━━ Data for processing

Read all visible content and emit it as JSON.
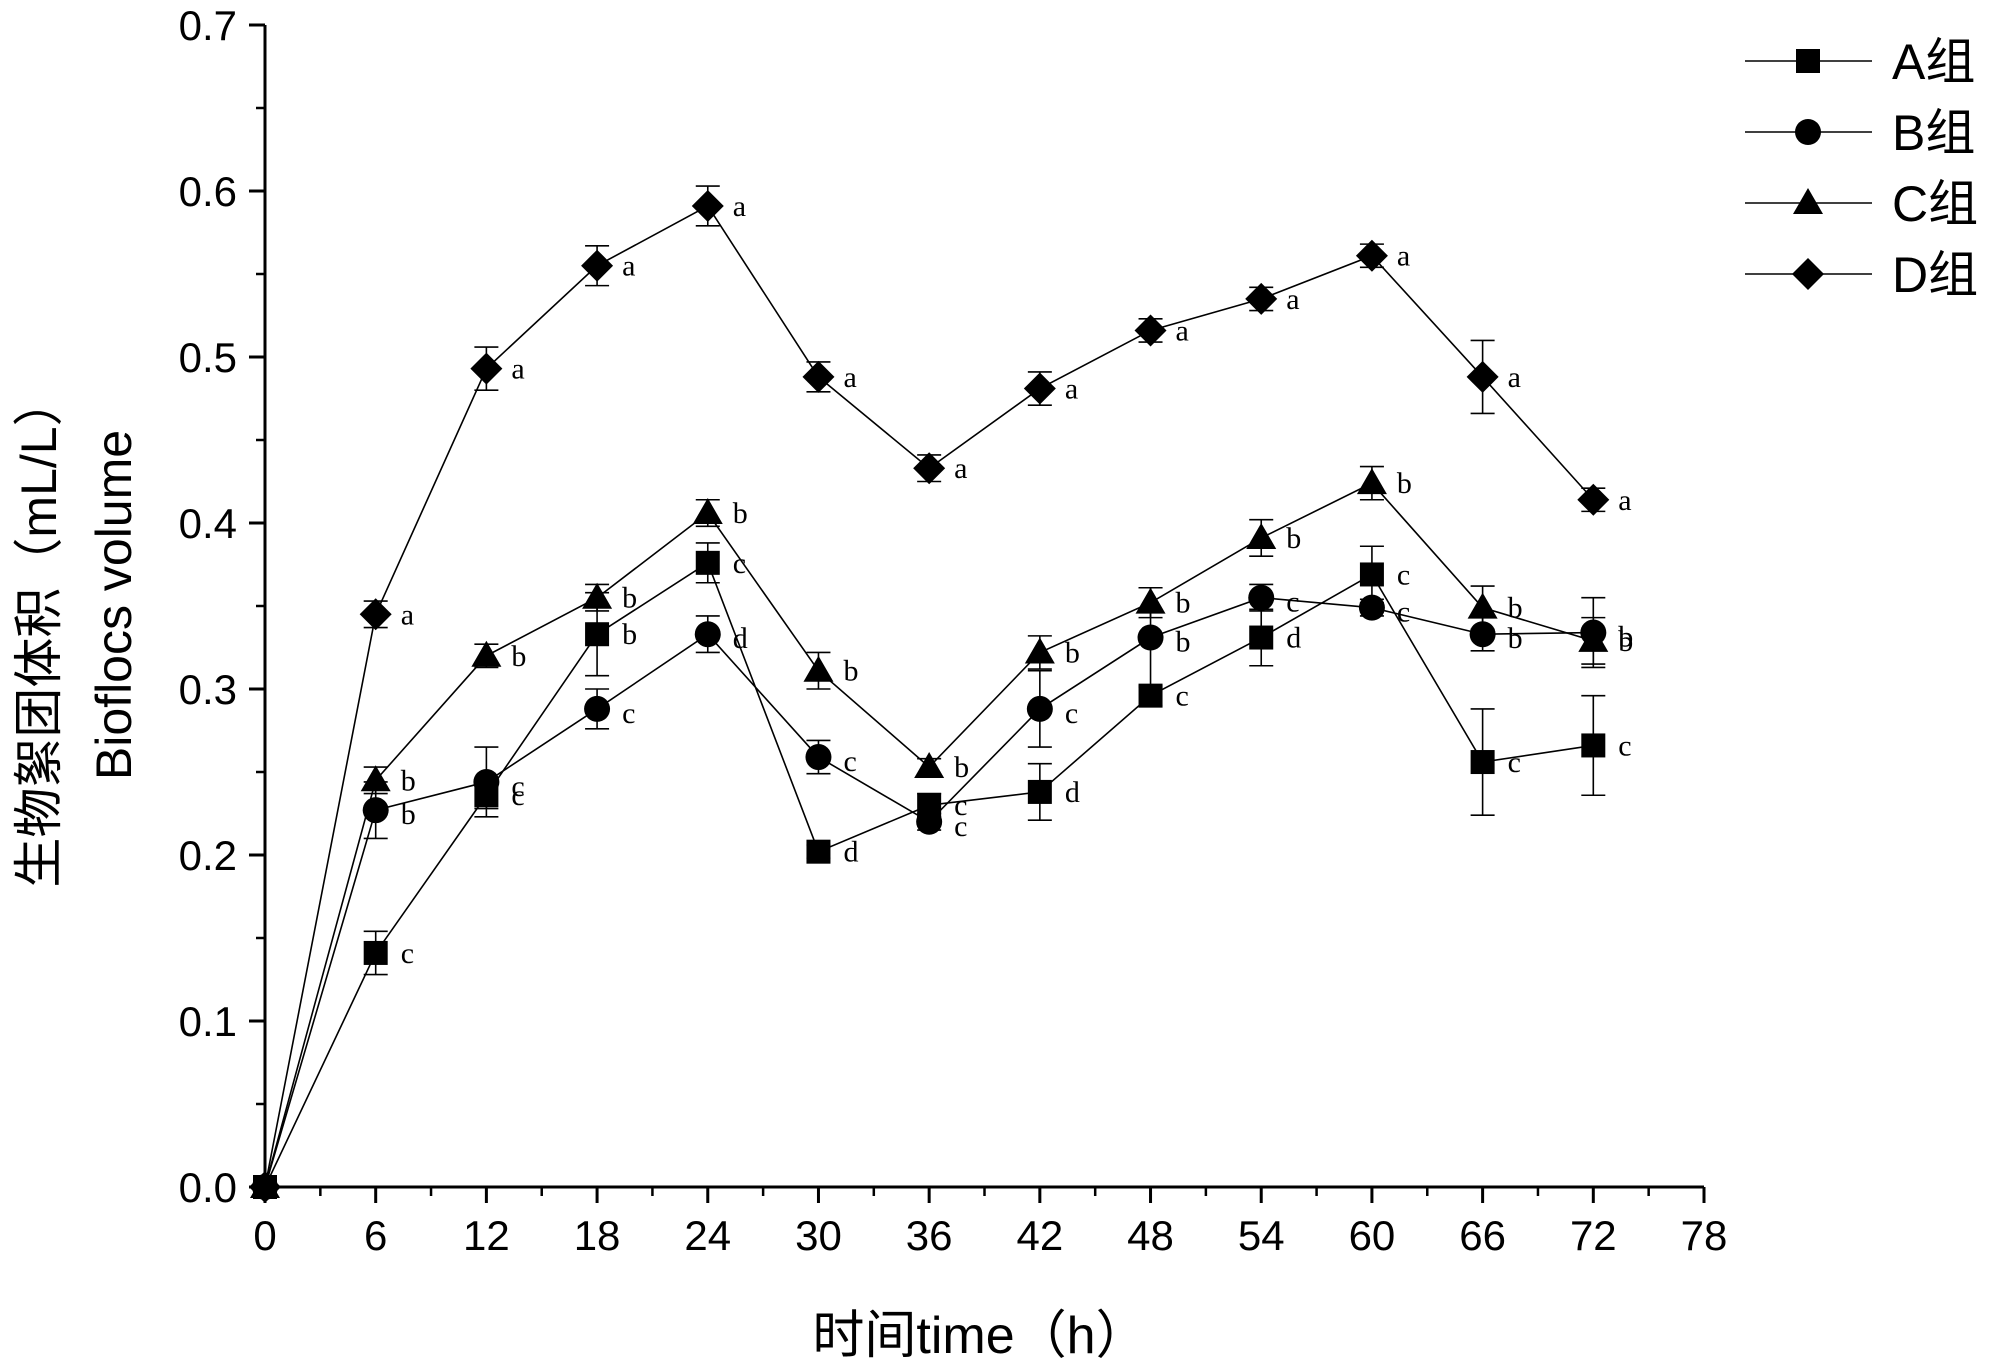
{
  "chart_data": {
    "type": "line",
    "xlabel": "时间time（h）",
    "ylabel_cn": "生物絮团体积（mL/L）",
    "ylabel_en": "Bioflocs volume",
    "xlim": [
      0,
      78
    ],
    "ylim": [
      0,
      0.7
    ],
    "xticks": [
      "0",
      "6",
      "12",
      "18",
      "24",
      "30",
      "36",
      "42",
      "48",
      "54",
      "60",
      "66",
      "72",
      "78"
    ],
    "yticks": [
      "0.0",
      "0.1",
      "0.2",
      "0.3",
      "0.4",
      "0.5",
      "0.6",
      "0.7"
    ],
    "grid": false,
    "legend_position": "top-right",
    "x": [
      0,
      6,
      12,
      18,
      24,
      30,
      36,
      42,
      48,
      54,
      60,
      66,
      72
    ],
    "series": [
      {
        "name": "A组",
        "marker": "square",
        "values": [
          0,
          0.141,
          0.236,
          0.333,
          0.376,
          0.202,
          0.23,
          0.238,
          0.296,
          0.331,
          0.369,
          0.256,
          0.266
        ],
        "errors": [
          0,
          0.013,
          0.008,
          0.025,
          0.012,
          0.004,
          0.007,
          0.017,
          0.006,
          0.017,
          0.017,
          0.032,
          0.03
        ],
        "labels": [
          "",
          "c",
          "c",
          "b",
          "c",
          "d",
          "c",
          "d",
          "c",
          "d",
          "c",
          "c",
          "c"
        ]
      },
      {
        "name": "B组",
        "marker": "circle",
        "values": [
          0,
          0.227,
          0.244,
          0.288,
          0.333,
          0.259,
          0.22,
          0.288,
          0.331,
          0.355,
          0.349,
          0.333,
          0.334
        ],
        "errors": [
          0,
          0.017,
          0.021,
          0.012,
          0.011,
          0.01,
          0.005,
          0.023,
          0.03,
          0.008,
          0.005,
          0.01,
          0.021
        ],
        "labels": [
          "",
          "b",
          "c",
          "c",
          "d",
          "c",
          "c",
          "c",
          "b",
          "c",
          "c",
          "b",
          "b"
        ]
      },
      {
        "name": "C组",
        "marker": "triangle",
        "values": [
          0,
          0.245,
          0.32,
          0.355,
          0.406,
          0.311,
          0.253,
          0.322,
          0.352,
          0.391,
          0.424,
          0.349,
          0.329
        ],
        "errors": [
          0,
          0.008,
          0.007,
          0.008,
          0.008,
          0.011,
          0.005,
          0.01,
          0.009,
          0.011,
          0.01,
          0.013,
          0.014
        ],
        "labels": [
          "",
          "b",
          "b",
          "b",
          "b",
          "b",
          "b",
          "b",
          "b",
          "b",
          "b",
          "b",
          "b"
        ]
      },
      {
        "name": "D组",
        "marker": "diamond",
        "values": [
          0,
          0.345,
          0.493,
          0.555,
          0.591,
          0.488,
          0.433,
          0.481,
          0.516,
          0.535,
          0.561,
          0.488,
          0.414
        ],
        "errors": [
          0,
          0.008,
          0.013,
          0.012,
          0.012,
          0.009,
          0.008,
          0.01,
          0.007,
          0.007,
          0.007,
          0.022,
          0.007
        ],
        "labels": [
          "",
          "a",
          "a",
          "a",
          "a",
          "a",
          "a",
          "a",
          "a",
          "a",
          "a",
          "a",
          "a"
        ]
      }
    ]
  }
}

━━━━

• **Instructions for the task**
Leave the images out, please, and restate each line word for word.

• **Solution to this problem**
Read all visible content and emit it as JSON.
{
  "chart_data": {
    "type": "line",
    "xlabel": "时间time（h）",
    "ylabel_cn": "生物絮团体积（mL/L）",
    "ylabel_en": "Bioflocs volume",
    "xlim": [
      0,
      78
    ],
    "ylim": [
      0,
      0.7
    ],
    "xticks": [
      "0",
      "6",
      "12",
      "18",
      "24",
      "30",
      "36",
      "42",
      "48",
      "54",
      "60",
      "66",
      "72",
      "78"
    ],
    "yticks": [
      "0.0",
      "0.1",
      "0.2",
      "0.3",
      "0.4",
      "0.5",
      "0.6",
      "0.7"
    ],
    "grid": false,
    "legend_position": "top-right",
    "x": [
      0,
      6,
      12,
      18,
      24,
      30,
      36,
      42,
      48,
      54,
      60,
      66,
      72
    ],
    "series": [
      {
        "name": "A组",
        "marker": "square",
        "values": [
          0,
          0.141,
          0.236,
          0.333,
          0.376,
          0.202,
          0.23,
          0.238,
          0.296,
          0.331,
          0.369,
          0.256,
          0.266
        ],
        "errors": [
          0,
          0.013,
          0.008,
          0.025,
          0.012,
          0.004,
          0.007,
          0.017,
          0.006,
          0.017,
          0.017,
          0.032,
          0.03
        ],
        "labels": [
          "",
          "c",
          "c",
          "b",
          "c",
          "d",
          "c",
          "d",
          "c",
          "d",
          "c",
          "c",
          "c"
        ]
      },
      {
        "name": "B组",
        "marker": "circle",
        "values": [
          0,
          0.227,
          0.244,
          0.288,
          0.333,
          0.259,
          0.22,
          0.288,
          0.331,
          0.355,
          0.349,
          0.333,
          0.334
        ],
        "errors": [
          0,
          0.017,
          0.021,
          0.012,
          0.011,
          0.01,
          0.005,
          0.023,
          0.03,
          0.008,
          0.005,
          0.01,
          0.021
        ],
        "labels": [
          "",
          "b",
          "c",
          "c",
          "d",
          "c",
          "c",
          "c",
          "b",
          "c",
          "c",
          "b",
          "b"
        ]
      },
      {
        "name": "C组",
        "marker": "triangle",
        "values": [
          0,
          0.245,
          0.32,
          0.355,
          0.406,
          0.311,
          0.253,
          0.322,
          0.352,
          0.391,
          0.424,
          0.349,
          0.329
        ],
        "errors": [
          0,
          0.008,
          0.007,
          0.008,
          0.008,
          0.011,
          0.005,
          0.01,
          0.009,
          0.011,
          0.01,
          0.013,
          0.014
        ],
        "labels": [
          "",
          "b",
          "b",
          "b",
          "b",
          "b",
          "b",
          "b",
          "b",
          "b",
          "b",
          "b",
          "b"
        ]
      },
      {
        "name": "D组",
        "marker": "diamond",
        "values": [
          0,
          0.345,
          0.493,
          0.555,
          0.591,
          0.488,
          0.433,
          0.481,
          0.516,
          0.535,
          0.561,
          0.488,
          0.414
        ],
        "errors": [
          0,
          0.008,
          0.013,
          0.012,
          0.012,
          0.009,
          0.008,
          0.01,
          0.007,
          0.007,
          0.007,
          0.022,
          0.007
        ],
        "labels": [
          "",
          "a",
          "a",
          "a",
          "a",
          "a",
          "a",
          "a",
          "a",
          "a",
          "a",
          "a",
          "a"
        ]
      }
    ]
  }
}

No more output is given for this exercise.